TASK DESCRIPTION:
Everything from the line containing "Parse this screenshot: output" to the final line of the records below should be given again exactly, and nothing else.

Data entries for graphics
━━━━

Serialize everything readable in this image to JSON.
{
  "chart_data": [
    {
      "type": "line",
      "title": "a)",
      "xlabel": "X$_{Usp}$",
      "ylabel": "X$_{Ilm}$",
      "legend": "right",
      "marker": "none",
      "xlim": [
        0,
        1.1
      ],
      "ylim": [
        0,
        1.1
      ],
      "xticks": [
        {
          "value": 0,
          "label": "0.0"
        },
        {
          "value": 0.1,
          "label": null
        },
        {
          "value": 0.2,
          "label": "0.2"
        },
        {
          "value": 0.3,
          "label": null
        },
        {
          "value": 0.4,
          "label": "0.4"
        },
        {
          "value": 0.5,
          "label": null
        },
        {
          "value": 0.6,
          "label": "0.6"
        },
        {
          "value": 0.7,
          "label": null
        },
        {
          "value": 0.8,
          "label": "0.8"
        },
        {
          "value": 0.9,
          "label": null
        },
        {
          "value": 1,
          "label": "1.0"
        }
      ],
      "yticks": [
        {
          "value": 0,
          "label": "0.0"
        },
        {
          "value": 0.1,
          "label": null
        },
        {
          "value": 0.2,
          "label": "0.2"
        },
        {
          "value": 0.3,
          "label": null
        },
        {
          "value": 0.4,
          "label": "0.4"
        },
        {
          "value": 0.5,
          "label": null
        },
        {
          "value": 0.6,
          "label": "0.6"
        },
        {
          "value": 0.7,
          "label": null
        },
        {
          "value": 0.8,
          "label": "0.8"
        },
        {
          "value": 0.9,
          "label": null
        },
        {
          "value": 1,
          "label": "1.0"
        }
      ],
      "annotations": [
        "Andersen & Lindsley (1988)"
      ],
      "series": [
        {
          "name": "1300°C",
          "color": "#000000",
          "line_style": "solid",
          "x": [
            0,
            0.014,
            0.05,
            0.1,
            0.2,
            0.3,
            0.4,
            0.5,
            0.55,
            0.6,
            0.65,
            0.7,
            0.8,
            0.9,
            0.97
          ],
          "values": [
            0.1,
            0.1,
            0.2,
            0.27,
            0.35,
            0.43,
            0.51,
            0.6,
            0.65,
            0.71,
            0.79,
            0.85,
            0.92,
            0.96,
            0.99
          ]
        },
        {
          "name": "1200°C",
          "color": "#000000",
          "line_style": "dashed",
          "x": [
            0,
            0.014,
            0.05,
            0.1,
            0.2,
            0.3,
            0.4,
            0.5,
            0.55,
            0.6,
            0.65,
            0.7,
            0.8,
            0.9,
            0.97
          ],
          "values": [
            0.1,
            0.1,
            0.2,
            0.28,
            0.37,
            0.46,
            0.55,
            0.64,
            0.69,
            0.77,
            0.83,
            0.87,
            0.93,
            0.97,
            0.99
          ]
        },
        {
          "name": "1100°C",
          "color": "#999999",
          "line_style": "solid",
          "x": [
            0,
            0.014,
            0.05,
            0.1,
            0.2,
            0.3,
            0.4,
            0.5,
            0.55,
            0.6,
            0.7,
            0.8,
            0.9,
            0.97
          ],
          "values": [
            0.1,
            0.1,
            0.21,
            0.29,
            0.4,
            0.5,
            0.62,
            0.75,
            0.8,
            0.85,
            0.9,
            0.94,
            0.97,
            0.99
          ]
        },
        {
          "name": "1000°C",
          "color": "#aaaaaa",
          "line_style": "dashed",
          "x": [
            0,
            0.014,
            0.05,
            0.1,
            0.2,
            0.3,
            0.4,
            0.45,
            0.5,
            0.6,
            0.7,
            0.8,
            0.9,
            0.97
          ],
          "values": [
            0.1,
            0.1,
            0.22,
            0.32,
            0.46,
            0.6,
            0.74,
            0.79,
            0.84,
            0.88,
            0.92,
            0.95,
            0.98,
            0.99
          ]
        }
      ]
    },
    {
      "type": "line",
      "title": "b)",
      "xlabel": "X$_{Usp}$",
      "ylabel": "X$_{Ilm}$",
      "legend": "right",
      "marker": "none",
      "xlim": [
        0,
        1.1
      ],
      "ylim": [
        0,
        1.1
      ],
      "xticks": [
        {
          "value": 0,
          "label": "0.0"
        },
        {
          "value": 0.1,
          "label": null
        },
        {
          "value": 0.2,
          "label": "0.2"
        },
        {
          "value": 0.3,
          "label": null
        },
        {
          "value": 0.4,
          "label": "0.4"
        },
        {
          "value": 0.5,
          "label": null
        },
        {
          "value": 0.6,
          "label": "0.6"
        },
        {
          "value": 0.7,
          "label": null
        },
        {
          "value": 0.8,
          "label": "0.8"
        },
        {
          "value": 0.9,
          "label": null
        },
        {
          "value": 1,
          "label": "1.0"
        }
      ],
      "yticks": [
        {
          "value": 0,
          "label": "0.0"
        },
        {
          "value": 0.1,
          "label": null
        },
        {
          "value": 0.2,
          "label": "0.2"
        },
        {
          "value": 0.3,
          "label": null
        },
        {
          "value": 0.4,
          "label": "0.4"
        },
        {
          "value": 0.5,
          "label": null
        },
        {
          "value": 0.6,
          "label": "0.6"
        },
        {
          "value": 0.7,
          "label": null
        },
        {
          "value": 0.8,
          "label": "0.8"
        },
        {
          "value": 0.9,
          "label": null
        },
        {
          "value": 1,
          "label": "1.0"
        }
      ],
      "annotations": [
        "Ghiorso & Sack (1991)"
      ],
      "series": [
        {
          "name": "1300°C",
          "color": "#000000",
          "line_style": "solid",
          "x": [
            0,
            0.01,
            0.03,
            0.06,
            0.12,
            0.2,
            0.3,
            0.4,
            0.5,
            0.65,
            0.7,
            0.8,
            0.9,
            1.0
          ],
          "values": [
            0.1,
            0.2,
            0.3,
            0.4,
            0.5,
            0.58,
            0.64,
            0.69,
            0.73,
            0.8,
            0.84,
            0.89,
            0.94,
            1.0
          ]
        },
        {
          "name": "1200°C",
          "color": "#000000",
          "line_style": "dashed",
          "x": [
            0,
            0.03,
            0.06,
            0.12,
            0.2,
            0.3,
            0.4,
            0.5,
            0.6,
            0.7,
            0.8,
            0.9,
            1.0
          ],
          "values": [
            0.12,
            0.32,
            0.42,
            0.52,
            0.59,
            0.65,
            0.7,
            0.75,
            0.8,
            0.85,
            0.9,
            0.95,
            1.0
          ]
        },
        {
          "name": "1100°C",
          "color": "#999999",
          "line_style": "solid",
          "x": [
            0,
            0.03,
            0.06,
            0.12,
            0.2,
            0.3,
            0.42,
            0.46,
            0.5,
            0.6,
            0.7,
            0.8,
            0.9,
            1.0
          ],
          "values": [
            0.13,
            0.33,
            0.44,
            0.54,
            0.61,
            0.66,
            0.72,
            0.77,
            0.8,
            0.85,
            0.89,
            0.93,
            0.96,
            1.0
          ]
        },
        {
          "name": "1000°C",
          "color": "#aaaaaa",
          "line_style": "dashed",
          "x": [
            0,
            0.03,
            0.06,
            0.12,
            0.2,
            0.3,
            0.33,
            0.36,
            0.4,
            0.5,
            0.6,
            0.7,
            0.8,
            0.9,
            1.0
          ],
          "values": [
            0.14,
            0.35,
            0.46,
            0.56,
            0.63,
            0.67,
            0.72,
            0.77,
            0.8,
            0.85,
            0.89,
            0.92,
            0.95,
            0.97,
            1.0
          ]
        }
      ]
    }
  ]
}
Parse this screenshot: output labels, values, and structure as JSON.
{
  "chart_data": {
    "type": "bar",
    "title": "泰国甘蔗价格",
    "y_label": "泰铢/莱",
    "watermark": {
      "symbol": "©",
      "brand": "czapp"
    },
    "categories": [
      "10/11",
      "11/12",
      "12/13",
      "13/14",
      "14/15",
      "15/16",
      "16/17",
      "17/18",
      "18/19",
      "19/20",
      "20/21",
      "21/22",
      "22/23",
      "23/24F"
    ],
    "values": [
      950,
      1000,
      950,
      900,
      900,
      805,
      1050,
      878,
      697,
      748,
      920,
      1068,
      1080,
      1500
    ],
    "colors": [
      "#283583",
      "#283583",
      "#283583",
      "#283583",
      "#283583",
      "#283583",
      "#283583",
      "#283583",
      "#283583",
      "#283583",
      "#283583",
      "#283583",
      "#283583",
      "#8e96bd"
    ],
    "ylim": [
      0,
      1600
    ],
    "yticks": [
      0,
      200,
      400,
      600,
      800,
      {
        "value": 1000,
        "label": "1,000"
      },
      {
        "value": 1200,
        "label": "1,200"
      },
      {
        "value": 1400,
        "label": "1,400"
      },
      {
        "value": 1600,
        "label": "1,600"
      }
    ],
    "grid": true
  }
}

━━━━

ANSWER FOR THE TASK:
Parse this screenshot: output labels, values, and structure as JSON.
{
  "chart_data": {
    "type": "bar",
    "title": "泰国甘蔗价格",
    "y_label": "泰铢/莱",
    "watermark": {
      "symbol": "©",
      "brand": "czapp"
    },
    "categories": [
      "10/11",
      "11/12",
      "12/13",
      "13/14",
      "14/15",
      "15/16",
      "16/17",
      "17/18",
      "18/19",
      "19/20",
      "20/21",
      "21/22",
      "22/23",
      "23/24F"
    ],
    "values": [
      950,
      1000,
      950,
      900,
      900,
      805,
      1050,
      878,
      697,
      748,
      920,
      1068,
      1080,
      1500
    ],
    "colors": [
      "#283583",
      "#283583",
      "#283583",
      "#283583",
      "#283583",
      "#283583",
      "#283583",
      "#283583",
      "#283583",
      "#283583",
      "#283583",
      "#283583",
      "#283583",
      "#8e96bd"
    ],
    "ylim": [
      0,
      1600
    ],
    "yticks": [
      0,
      200,
      400,
      600,
      800,
      {
        "value": 1000,
        "label": "1,000"
      },
      {
        "value": 1200,
        "label": "1,200"
      },
      {
        "value": 1400,
        "label": "1,400"
      },
      {
        "value": 1600,
        "label": "1,600"
      }
    ],
    "grid": true
  }
}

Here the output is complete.